** start of Text **

6.                Demand Registration Rights.

 

a.                If, at any time following the three (3) month anniversary of the date of Amendment No. 1, Pride shall not have any remaining Underlying Shares available for resale pursuant to the Registration Statement and shall not be permitted to otherwise sell the Conversion Shares underlying the Second Additional Principal Amount (such Conversion Shares, the “Second Additional Conversion Shares”) pursuant to Rule 144 without volume limitation, then the Company, upon written demand of Pride, agrees to use its commercially best efforts to register under the Securities Act all or any portion of the Second Additional Conversion Shares as requested by Pride. Upon receipt of such demand, the Company will use its commercially best efforts to file a registration statement covering the Second Additional Conversion Shares within thirty calendar days after receipt of a demand notice and use its commercially best efforts to have such registration statement declared effective as soon as possible thereafter. The demand notice shall specify the number of Second Additional Conversion Shares proposed to be sold by Pride and the intended method(s) of distribution thereof.

 

 

 

 

b.                Pride acknowledges and agrees that the Company shall be permitted to include on any demand registration statement filed pursuant to this Section for resale by Brian Neal such number of shares equal to one-third (1/3) of the Second Additional Conversion Shares that were included in Pride’s written demand for registration pursuant to this Section.

 

c.                The Company shall not be obligated to effect more than two (2) demand registrations per calendar year, with no demand registrations required to be effected within three (3) months of a previously effected demand registration, under this Section.

 

7.                No Other Amendment. Except as expressly modified by this Agreement, all terms, conditions and covenants contained in the Purchase Agreement, Debentures and RRA shall remain in full force and effect.

 

8.                Severability. Whenever possible, each provision of this Agreement shall be interpreted in such a manner as to be effective and valid under applicable law. However, if any provision of this Agreement shall be prohibited by or invalid under such law, it shall be deemed modified to conform to the minimum requirements of such law and the parties will attempt to modify this agreement by insertion, deletion or revision so as to accomplish the original intent in a fashion that is not so prohibited or invalid.

** end of Text **

### Required work:
1/ Answer these questions about the agreement text:
(a) Within how many calendar days of receiving a demand notice will the Company use its commercially best efforts to file a registration statement?
(b) What share of the Second Additional Conversion Shares in Pride's demand may the Company include for resale by Brian Neal?
(c) At most, how many demand registrations per calendar year is the Company obligated to effect?
2/ Carry on the agreement text from its final section, keeping its numbering and legal style.

** start of Material provided **

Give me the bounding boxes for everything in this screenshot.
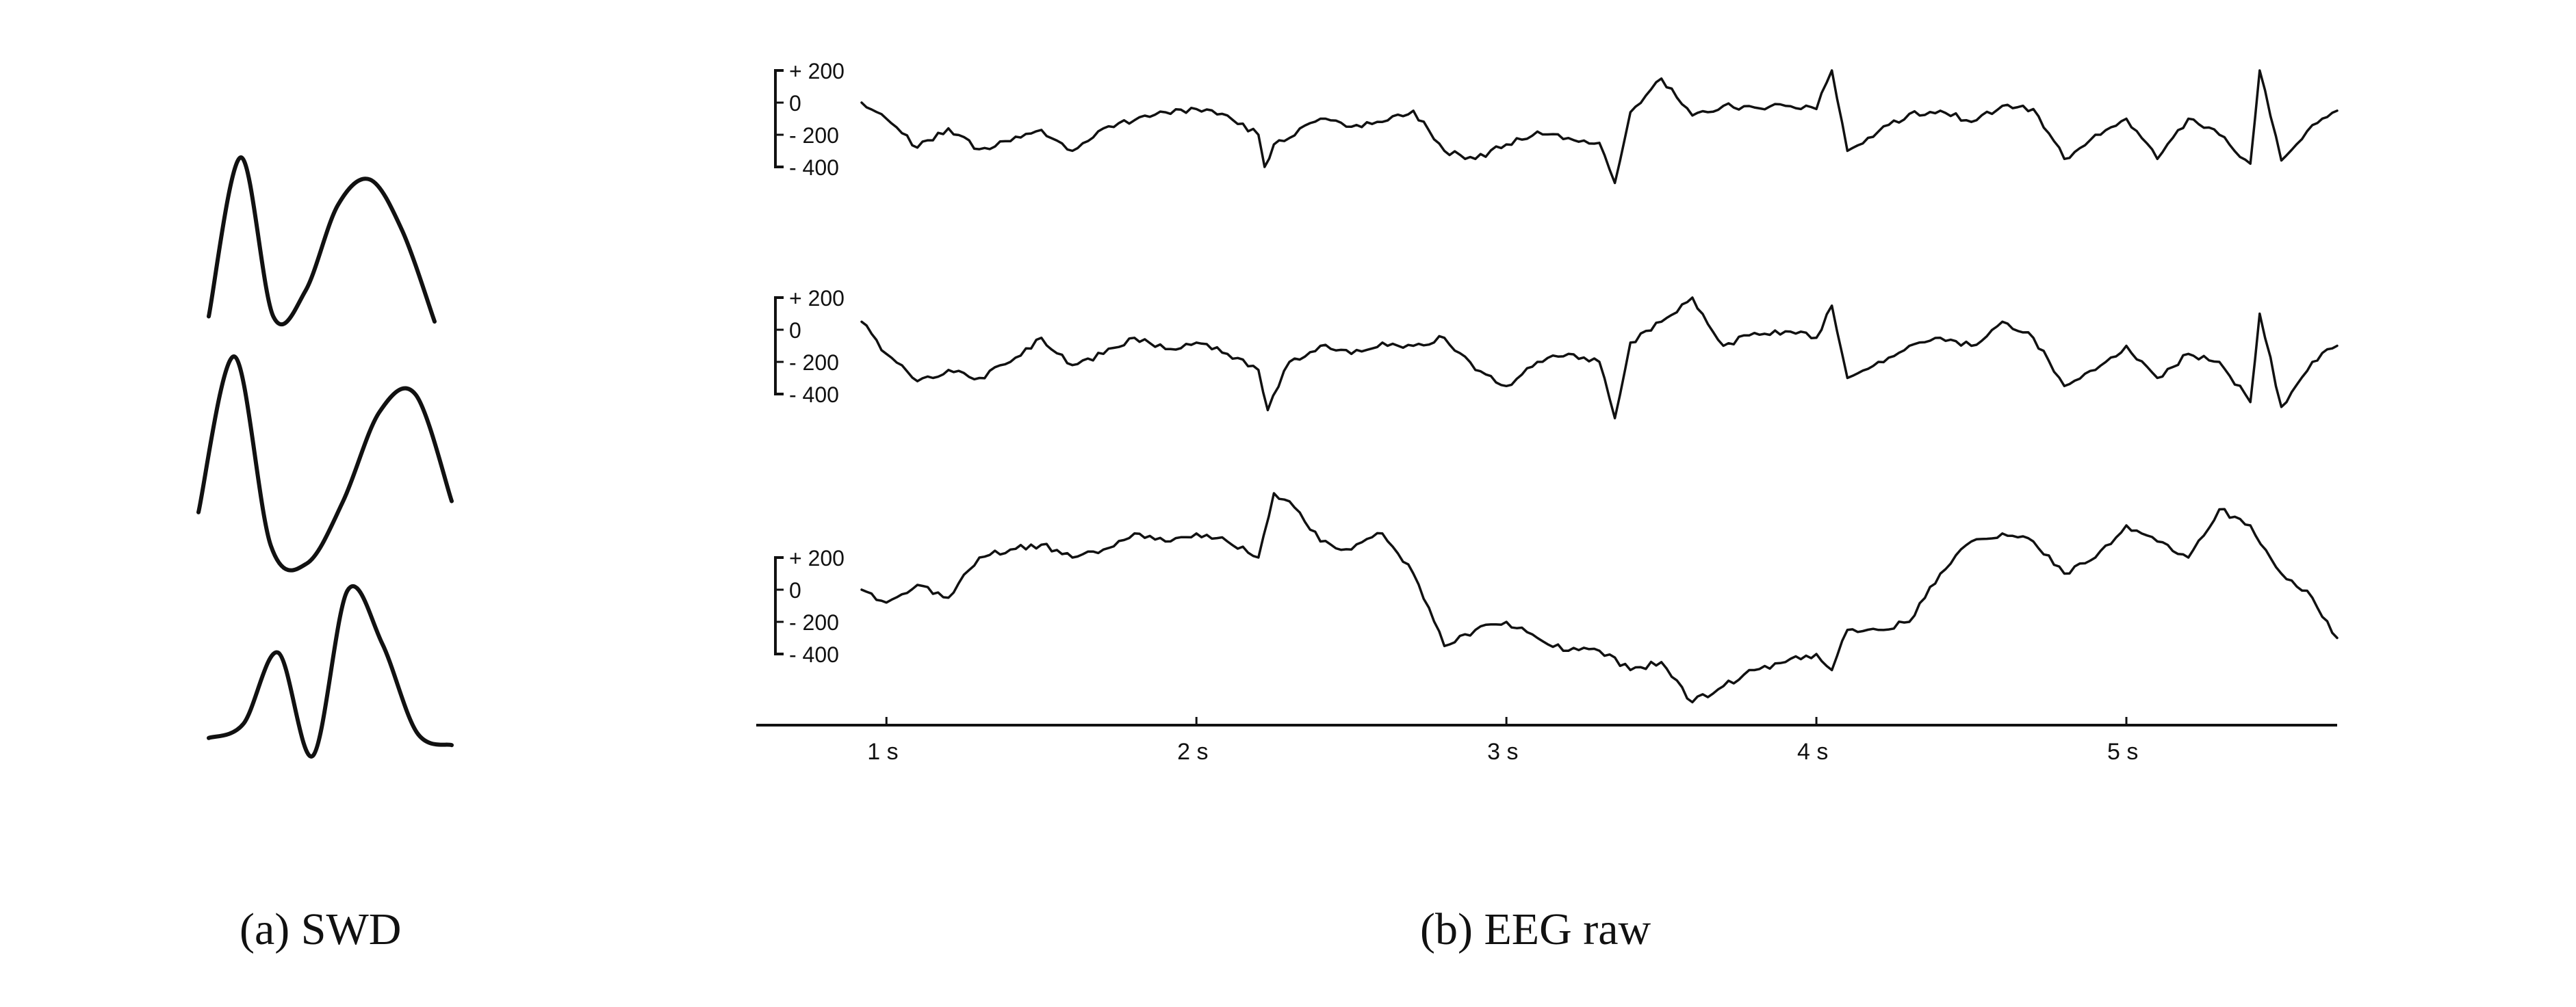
y-tick-label: - 200 <box>789 350 839 375</box>
eeg-trace-channel-3 <box>860 492 2339 704</box>
y-tick-label: 0 <box>789 578 801 603</box>
swd-trace-3 <box>207 584 454 759</box>
y-axis-channel-1 <box>774 69 784 168</box>
y-tick-label: 0 <box>789 318 801 343</box>
y-tick-label: + 200 <box>789 546 845 571</box>
y-axis-channel-3 <box>774 556 784 655</box>
eeg-trace-channel-1 <box>860 69 2339 185</box>
y-tick-label: - 200 <box>789 610 839 635</box>
y-axis-channel-2 <box>774 296 784 395</box>
x-tick-label: 4 s <box>1797 739 1828 765</box>
x-tick-label: 1 s <box>867 739 898 765</box>
x-tick-label: 5 s <box>2107 739 2138 765</box>
swd-trace-2 <box>196 354 454 573</box>
y-tick-label: - 400 <box>789 382 839 407</box>
x-tick-label: 3 s <box>1487 739 1518 765</box>
y-tick-label: - 400 <box>789 642 839 667</box>
caption-eeg-raw: (b) EEG raw <box>1420 904 1651 954</box>
x-tick-label: 2 s <box>1177 739 1208 765</box>
eeg-trace-channel-2 <box>860 296 2339 420</box>
y-tick-label: - 200 <box>789 123 839 148</box>
y-tick-label: + 200 <box>789 59 845 83</box>
swd-trace-1 <box>207 155 437 327</box>
eeg-raw-panel: + 200 0 - 200 - 400 + 200 0 - 200 - 400 + 200 0 - … <box>756 59 2339 765</box>
y-tick-label: 0 <box>789 91 801 116</box>
swd-panel <box>196 155 454 759</box>
y-tick-label: + 200 <box>789 286 845 311</box>
y-tick-label: - 400 <box>789 155 839 180</box>
caption-swd: (a) SWD <box>240 904 401 954</box>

** end of Material provided **

### Answers:
1/
(a) Thirty calendar days.
(b) One-third (1/3).
(c) Two (2).

2/
9.                Successors. This Agreement shall inure to the benefit of and bind (i) any and all heirs, successors in interest, assigns, officers, members or employees of the Parties, as applicable and (ii) any persons or entities that acquire assignee or all or substantially all of the assets or a portion of the assets of assignee, whether by asset sale, equity transfer, merger, combination or otherwise.

 

10.             Venue. The Parties irrevocably submit exclusively to the jurisdiction of the State of New York and the venue of New York County in any action brought by the Parties concerning this Agreement or the performance thereof.

 

11.             Choice of Law. This Agreement shall be governed by, construed and entered in accordance with the laws of the State of New York applicable to contracts deemed to be made within such state, without regard to choice of law or conflict of law provisions thereof.

 

12.             Interpretation. No provision of this Agreement shall be interpreted or construed against any Party because that Party or its legal representative drafted it.

 

13.             Counterparts. This Agreement may be executed in two or more counterparts, each of which when so executed and delivered to the other party shall be deemed an original. The executed page(s) from each original may be joined together and attached to one such original and shall thereupon constitute one and the same instrument. Such counterparts may be delivered by facsimile or other electronic transmission, which shall not impair the validity thereof.

 

[SIGNATURE PAGE FOLLOWS]

 

 

 

 

IN WITNESS WHEREOF, the Parties hereto have caused this Agreement to be executed as of the date first written above.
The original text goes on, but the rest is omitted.